*Task prompt*: Reproduce the records below exactly as they appear, omitting any pictures they contain.

[START Data in this exercise]

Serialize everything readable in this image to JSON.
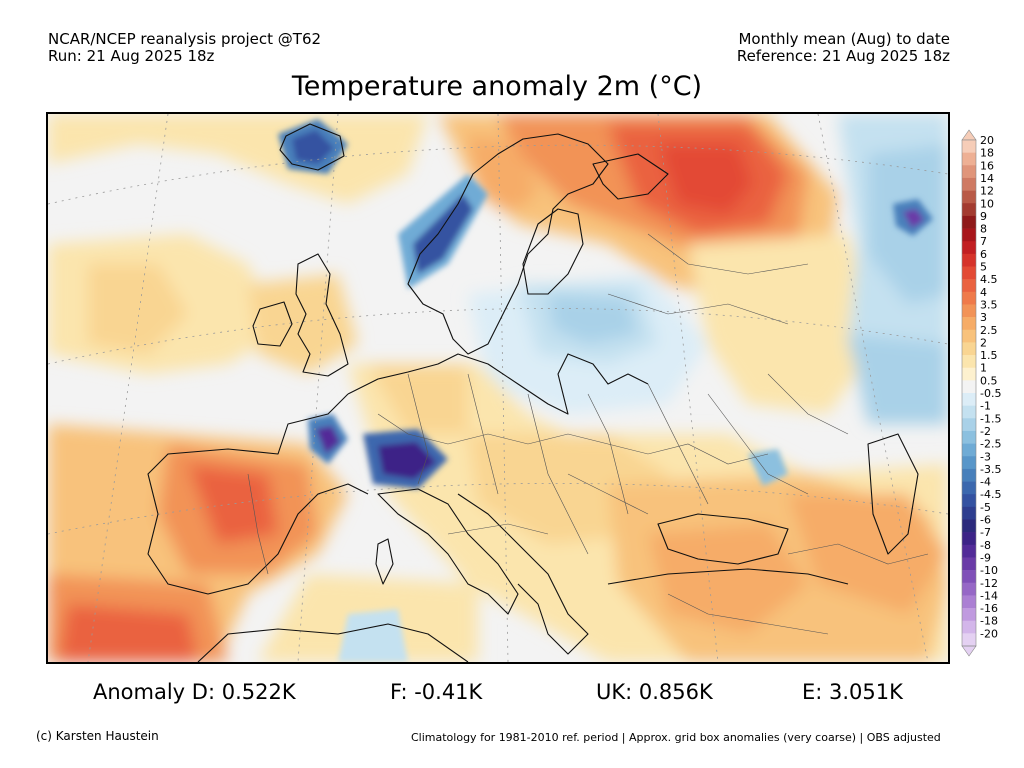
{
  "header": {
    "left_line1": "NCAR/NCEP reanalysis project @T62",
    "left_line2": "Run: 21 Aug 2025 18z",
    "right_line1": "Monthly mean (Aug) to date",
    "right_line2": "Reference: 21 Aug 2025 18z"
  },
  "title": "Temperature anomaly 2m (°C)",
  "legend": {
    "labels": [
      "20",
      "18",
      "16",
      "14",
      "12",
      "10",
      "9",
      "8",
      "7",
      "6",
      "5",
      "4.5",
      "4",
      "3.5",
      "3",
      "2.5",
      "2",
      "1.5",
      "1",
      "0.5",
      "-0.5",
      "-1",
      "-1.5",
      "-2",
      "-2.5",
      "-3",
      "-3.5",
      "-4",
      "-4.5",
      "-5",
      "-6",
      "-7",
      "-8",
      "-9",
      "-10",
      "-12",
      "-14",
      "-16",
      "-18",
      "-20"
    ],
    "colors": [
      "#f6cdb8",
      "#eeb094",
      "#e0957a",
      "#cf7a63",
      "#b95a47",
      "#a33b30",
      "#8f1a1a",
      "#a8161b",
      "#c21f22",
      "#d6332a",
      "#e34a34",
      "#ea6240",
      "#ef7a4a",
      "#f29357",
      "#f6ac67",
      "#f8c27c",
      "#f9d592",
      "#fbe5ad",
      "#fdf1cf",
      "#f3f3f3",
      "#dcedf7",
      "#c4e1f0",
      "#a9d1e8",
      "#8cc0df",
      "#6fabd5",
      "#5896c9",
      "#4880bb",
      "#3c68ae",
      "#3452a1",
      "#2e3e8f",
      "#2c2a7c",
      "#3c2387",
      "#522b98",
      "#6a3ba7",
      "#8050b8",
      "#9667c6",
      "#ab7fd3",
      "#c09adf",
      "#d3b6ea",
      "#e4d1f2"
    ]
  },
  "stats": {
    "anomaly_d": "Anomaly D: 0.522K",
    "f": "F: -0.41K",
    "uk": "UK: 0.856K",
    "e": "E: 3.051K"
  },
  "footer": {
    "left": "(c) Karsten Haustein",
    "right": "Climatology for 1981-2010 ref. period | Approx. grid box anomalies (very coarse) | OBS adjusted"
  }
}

[END Data in this exercise]

*Output of the task*:
Serialize everything readable in this image to JSON.
{
  "header": {
    "left_line1": "NCAR/NCEP reanalysis project @T62",
    "left_line2": "Run: 21 Aug 2025 18z",
    "right_line1": "Monthly mean (Aug) to date",
    "right_line2": "Reference: 21 Aug 2025 18z"
  },
  "title": "Temperature anomaly 2m (°C)",
  "legend": {
    "labels": [
      "20",
      "18",
      "16",
      "14",
      "12",
      "10",
      "9",
      "8",
      "7",
      "6",
      "5",
      "4.5",
      "4",
      "3.5",
      "3",
      "2.5",
      "2",
      "1.5",
      "1",
      "0.5",
      "-0.5",
      "-1",
      "-1.5",
      "-2",
      "-2.5",
      "-3",
      "-3.5",
      "-4",
      "-4.5",
      "-5",
      "-6",
      "-7",
      "-8",
      "-9",
      "-10",
      "-12",
      "-14",
      "-16",
      "-18",
      "-20"
    ],
    "colors": [
      "#f6cdb8",
      "#eeb094",
      "#e0957a",
      "#cf7a63",
      "#b95a47",
      "#a33b30",
      "#8f1a1a",
      "#a8161b",
      "#c21f22",
      "#d6332a",
      "#e34a34",
      "#ea6240",
      "#ef7a4a",
      "#f29357",
      "#f6ac67",
      "#f8c27c",
      "#f9d592",
      "#fbe5ad",
      "#fdf1cf",
      "#f3f3f3",
      "#dcedf7",
      "#c4e1f0",
      "#a9d1e8",
      "#8cc0df",
      "#6fabd5",
      "#5896c9",
      "#4880bb",
      "#3c68ae",
      "#3452a1",
      "#2e3e8f",
      "#2c2a7c",
      "#3c2387",
      "#522b98",
      "#6a3ba7",
      "#8050b8",
      "#9667c6",
      "#ab7fd3",
      "#c09adf",
      "#d3b6ea",
      "#e4d1f2"
    ]
  },
  "stats": {
    "anomaly_d": "Anomaly D: 0.522K",
    "f": "F: -0.41K",
    "uk": "UK: 0.856K",
    "e": "E: 3.051K"
  },
  "footer": {
    "left": "(c) Karsten Haustein",
    "right": "Climatology for 1981-2010 ref. period | Approx. grid box anomalies (very coarse) | OBS adjusted"
  }
}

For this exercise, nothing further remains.